(Figure collection entries)
========

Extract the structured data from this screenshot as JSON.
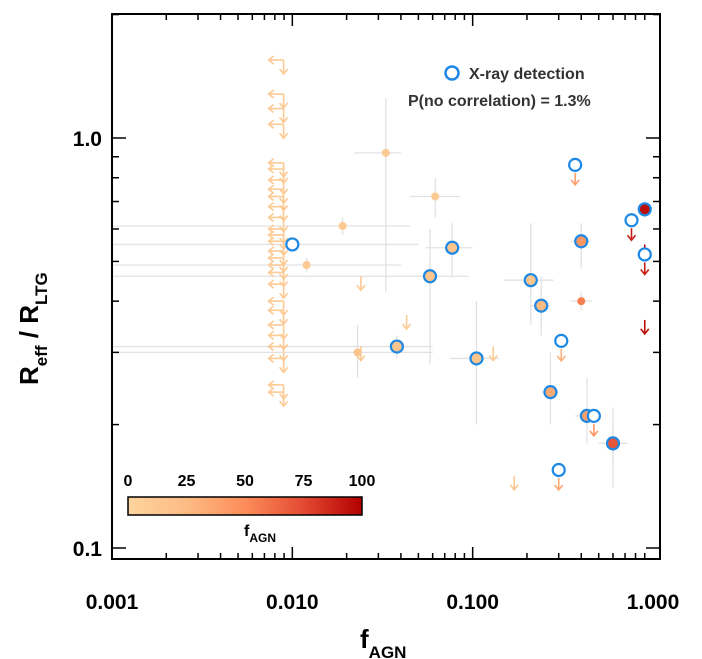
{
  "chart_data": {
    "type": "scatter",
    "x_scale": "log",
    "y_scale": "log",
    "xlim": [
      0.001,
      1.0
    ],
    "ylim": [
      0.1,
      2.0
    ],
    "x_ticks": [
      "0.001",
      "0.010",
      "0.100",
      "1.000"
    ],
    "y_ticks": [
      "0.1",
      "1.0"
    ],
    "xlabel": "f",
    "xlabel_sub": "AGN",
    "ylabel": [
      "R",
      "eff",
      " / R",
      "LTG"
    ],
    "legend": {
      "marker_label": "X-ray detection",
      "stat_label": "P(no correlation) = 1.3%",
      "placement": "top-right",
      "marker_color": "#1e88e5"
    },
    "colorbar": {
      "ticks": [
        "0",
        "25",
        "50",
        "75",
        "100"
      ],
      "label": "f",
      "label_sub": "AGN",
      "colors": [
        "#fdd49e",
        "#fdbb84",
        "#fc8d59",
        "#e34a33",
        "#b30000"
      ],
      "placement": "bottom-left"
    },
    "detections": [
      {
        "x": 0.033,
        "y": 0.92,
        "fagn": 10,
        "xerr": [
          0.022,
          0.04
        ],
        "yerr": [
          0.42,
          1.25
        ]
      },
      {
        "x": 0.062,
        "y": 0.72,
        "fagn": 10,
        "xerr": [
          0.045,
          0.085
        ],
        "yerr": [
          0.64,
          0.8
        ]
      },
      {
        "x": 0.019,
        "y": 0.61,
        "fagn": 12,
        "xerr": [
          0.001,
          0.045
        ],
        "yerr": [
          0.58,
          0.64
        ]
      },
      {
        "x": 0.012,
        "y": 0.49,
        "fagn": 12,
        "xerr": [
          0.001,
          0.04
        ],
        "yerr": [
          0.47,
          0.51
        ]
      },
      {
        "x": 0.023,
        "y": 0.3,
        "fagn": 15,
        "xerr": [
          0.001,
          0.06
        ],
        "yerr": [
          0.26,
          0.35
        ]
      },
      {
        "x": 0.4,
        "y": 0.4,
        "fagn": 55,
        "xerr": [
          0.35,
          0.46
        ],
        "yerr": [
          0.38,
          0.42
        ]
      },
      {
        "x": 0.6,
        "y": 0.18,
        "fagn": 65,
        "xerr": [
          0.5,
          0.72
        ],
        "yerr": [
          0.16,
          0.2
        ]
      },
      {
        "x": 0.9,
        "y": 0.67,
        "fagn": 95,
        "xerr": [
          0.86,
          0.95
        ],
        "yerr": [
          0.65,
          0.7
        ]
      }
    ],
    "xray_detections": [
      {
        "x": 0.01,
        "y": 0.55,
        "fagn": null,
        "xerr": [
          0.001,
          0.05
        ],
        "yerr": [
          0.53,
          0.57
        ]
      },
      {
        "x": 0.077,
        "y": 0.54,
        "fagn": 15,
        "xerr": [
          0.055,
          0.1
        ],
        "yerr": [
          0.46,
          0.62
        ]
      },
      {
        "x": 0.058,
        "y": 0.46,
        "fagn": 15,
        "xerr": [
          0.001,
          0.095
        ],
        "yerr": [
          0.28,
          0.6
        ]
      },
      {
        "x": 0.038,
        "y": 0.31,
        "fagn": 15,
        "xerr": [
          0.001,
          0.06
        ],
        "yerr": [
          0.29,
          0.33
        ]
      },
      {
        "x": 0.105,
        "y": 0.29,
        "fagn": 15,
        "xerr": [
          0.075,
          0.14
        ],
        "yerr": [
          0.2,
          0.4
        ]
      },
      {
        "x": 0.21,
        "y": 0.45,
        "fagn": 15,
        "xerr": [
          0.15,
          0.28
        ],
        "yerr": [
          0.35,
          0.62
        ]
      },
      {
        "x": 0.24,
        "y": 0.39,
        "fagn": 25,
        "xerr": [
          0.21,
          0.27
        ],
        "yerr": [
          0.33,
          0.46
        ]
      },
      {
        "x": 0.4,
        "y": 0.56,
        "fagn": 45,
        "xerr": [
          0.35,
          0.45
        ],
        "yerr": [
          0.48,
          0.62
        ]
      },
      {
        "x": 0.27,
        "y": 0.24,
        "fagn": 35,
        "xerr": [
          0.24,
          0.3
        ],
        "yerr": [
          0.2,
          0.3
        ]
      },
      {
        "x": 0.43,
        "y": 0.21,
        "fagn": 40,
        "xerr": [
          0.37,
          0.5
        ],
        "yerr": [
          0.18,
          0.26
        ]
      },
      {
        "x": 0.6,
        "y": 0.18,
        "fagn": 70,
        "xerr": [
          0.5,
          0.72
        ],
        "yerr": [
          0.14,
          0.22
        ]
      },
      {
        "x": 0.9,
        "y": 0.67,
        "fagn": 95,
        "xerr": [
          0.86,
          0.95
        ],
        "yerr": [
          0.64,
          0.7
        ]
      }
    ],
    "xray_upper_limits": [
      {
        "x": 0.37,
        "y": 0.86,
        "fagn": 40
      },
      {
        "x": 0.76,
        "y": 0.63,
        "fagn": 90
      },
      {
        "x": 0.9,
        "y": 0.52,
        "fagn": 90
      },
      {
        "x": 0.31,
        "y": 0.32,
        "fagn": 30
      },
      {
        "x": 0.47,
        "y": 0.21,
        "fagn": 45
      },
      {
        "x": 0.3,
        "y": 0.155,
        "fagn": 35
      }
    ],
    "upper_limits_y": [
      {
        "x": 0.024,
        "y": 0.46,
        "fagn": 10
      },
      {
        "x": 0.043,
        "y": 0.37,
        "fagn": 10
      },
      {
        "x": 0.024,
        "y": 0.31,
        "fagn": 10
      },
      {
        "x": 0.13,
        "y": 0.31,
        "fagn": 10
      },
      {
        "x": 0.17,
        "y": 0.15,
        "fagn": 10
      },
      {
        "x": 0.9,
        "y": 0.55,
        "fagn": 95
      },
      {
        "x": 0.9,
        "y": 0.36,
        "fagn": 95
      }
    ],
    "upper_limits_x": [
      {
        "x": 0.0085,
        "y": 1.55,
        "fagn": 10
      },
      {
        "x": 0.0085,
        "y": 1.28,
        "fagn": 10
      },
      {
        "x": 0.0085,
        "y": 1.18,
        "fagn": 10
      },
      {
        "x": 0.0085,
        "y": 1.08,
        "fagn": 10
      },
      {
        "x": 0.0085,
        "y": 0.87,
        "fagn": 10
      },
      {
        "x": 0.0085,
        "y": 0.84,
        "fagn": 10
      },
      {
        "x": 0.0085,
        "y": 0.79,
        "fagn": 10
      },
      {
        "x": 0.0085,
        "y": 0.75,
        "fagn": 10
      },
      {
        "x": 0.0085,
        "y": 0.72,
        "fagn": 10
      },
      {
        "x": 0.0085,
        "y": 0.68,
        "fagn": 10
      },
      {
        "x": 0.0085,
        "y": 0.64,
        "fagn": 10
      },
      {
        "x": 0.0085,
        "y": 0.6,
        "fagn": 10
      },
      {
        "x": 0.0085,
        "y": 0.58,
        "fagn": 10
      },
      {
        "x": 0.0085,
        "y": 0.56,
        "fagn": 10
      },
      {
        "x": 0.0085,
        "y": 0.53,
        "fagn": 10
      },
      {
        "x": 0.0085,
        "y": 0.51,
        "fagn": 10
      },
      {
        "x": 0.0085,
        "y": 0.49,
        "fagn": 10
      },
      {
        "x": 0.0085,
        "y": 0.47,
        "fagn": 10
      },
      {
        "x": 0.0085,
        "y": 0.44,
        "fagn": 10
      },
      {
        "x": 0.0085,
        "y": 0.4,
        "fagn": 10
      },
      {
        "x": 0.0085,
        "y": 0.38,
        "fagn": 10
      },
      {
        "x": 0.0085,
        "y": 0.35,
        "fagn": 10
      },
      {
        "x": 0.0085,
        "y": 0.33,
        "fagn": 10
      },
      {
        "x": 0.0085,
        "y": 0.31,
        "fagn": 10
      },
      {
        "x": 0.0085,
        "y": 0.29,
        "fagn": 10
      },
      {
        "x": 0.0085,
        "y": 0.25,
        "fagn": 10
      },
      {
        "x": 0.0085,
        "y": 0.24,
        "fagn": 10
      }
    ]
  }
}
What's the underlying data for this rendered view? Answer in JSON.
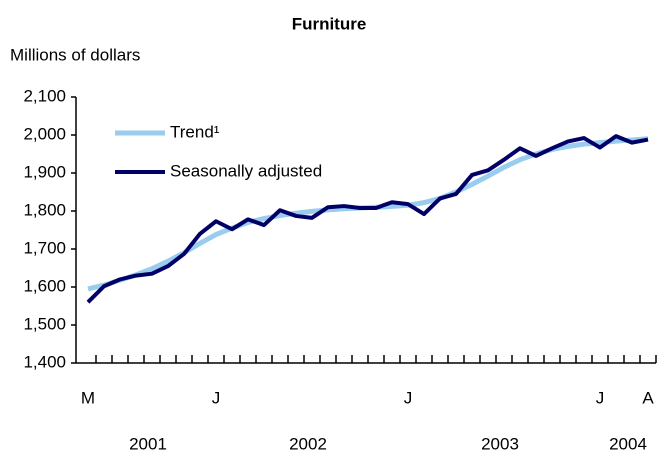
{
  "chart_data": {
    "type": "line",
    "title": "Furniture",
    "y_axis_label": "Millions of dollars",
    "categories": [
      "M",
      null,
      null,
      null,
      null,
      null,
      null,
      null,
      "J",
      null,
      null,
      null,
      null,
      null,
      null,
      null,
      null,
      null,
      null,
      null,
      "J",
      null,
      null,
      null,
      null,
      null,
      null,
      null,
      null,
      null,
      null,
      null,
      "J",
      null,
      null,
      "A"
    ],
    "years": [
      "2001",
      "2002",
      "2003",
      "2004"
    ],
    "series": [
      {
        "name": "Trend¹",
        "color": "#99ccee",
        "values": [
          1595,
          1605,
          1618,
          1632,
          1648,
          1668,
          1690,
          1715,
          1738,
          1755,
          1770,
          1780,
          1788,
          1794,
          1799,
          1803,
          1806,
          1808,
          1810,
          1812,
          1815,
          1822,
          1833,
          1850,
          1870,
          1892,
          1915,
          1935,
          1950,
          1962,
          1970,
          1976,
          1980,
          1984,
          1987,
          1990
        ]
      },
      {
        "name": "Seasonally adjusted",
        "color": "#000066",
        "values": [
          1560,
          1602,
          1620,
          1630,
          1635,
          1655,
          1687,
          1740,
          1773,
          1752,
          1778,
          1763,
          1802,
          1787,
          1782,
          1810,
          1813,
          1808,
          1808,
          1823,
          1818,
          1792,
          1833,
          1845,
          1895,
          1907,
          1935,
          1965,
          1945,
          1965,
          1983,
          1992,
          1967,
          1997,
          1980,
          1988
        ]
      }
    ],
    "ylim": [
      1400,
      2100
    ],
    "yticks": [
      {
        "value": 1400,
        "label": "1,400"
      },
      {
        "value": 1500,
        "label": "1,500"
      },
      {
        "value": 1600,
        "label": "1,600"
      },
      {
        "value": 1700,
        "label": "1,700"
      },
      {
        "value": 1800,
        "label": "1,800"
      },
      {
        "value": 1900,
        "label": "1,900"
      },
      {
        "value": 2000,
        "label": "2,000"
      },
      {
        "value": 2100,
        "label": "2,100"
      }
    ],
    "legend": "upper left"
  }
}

========

To do ▸ Identify each line in the records above containing the word "name"; copy those lines.

Output ▸
        "name": "Trend¹",
        "name": "Seasonally adjusted",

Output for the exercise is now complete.